— Begin Record set —
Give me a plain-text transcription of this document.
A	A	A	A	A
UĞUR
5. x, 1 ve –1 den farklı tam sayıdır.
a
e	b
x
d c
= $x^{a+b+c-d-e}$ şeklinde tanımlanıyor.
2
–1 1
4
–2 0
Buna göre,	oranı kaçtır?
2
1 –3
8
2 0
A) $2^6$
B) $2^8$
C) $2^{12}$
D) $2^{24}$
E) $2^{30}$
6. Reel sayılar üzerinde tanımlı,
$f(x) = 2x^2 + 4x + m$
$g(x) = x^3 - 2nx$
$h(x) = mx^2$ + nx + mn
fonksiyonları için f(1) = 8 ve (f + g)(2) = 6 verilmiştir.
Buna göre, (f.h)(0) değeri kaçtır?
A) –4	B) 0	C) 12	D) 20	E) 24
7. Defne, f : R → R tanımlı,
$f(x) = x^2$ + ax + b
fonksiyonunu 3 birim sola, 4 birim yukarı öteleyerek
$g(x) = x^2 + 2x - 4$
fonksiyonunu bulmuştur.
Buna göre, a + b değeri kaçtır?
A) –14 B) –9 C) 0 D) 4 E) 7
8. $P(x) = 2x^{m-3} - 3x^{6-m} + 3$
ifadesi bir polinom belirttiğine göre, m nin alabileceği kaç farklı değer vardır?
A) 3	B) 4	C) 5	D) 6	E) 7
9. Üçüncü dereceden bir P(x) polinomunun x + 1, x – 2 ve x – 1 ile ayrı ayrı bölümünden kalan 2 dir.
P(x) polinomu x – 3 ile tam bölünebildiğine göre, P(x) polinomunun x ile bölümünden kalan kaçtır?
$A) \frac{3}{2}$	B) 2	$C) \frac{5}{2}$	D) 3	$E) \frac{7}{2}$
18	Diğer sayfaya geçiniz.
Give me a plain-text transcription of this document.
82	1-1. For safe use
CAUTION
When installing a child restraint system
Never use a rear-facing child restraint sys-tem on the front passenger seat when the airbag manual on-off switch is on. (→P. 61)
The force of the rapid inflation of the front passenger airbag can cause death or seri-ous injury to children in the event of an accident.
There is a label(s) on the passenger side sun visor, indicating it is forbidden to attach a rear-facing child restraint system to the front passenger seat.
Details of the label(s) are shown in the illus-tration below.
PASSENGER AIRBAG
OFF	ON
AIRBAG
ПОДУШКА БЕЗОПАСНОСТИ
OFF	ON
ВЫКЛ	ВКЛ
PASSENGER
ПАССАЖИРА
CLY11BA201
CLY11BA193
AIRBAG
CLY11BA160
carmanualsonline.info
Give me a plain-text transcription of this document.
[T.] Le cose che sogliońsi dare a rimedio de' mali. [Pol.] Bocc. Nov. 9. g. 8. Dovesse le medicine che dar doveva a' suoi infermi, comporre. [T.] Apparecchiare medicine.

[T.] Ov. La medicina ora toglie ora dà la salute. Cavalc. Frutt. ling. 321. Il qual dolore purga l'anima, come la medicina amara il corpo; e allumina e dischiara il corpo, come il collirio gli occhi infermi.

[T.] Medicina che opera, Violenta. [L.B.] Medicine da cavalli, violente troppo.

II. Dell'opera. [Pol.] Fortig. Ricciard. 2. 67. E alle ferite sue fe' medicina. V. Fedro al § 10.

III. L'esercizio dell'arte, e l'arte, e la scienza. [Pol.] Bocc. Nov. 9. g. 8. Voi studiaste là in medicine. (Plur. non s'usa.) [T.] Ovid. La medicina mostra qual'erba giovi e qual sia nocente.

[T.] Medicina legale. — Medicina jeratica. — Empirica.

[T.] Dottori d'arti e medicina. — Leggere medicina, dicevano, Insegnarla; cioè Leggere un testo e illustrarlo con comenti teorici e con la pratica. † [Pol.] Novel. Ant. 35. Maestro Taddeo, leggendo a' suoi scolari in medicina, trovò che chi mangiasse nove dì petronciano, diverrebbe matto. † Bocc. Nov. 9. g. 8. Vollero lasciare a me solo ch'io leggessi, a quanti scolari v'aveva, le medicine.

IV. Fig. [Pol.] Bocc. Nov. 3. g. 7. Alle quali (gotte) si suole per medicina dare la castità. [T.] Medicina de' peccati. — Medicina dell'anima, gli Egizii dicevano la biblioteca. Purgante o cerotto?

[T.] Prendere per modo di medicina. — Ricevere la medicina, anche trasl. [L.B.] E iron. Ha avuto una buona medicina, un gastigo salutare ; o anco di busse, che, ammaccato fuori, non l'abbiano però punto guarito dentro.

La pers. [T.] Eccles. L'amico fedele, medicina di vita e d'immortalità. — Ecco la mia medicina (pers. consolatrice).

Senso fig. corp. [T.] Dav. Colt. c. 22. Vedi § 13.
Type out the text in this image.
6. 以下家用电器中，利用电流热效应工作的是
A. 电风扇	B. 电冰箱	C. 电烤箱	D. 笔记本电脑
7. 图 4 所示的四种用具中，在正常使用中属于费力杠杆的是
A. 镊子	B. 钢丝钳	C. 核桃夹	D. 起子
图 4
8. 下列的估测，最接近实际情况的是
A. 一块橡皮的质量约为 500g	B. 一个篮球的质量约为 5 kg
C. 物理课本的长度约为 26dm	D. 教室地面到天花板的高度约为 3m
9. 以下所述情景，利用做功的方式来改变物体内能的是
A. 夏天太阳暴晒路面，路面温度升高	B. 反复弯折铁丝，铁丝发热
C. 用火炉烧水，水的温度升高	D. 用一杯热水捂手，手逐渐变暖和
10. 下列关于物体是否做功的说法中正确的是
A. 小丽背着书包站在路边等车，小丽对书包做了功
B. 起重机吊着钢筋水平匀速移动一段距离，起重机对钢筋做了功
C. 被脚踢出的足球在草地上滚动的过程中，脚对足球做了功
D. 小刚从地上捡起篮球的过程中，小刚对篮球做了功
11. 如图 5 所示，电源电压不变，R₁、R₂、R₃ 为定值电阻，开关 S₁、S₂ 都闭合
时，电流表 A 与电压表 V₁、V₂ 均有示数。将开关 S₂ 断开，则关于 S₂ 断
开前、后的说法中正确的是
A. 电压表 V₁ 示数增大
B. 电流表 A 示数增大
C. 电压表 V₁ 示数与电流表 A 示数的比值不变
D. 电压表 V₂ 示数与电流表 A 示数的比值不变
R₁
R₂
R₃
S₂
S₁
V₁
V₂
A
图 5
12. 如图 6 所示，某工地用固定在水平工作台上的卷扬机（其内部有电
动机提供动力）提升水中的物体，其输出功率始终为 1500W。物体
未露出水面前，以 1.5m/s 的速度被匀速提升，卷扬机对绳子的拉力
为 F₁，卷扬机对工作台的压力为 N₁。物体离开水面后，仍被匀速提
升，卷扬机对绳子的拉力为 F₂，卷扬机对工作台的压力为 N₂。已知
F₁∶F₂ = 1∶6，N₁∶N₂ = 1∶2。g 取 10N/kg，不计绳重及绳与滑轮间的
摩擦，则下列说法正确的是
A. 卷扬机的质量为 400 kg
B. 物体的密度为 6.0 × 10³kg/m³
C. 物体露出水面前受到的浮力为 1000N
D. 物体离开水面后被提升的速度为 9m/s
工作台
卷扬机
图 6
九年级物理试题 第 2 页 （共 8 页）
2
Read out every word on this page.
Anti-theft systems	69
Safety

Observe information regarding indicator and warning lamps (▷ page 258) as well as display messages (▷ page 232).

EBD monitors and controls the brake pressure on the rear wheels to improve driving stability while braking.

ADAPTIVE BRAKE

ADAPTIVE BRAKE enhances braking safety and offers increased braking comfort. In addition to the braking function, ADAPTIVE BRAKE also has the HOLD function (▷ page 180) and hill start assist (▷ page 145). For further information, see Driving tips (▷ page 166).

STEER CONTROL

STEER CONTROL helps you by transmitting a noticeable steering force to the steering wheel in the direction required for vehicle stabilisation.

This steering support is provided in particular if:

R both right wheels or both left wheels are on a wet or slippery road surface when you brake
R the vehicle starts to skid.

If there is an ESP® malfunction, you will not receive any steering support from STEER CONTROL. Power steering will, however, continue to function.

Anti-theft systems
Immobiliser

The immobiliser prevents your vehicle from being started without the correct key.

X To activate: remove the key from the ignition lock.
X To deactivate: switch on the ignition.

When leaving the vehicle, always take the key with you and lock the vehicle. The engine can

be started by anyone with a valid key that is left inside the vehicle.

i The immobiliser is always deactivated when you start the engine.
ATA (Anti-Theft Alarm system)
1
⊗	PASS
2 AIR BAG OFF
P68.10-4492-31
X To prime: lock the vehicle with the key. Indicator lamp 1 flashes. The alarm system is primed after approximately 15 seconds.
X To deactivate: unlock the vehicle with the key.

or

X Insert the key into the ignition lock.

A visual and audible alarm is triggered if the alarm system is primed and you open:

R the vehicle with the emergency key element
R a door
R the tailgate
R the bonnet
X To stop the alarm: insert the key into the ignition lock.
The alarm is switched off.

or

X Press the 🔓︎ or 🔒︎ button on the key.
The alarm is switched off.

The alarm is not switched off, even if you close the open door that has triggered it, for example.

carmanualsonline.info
— End Record set —
▸ **Request**: Search the lines for "facing". Copy each line that has it.

▸ **Answer to this exercise**:
Never use a rear-facing child restraint sys-tem on the front passenger seat when the airbag manual on-off switch is on. (→P. 61)
There is a label(s) on the passenger side sun visor, indicating it is forbidden to attach a rear-facing child restraint system to the front passenger seat.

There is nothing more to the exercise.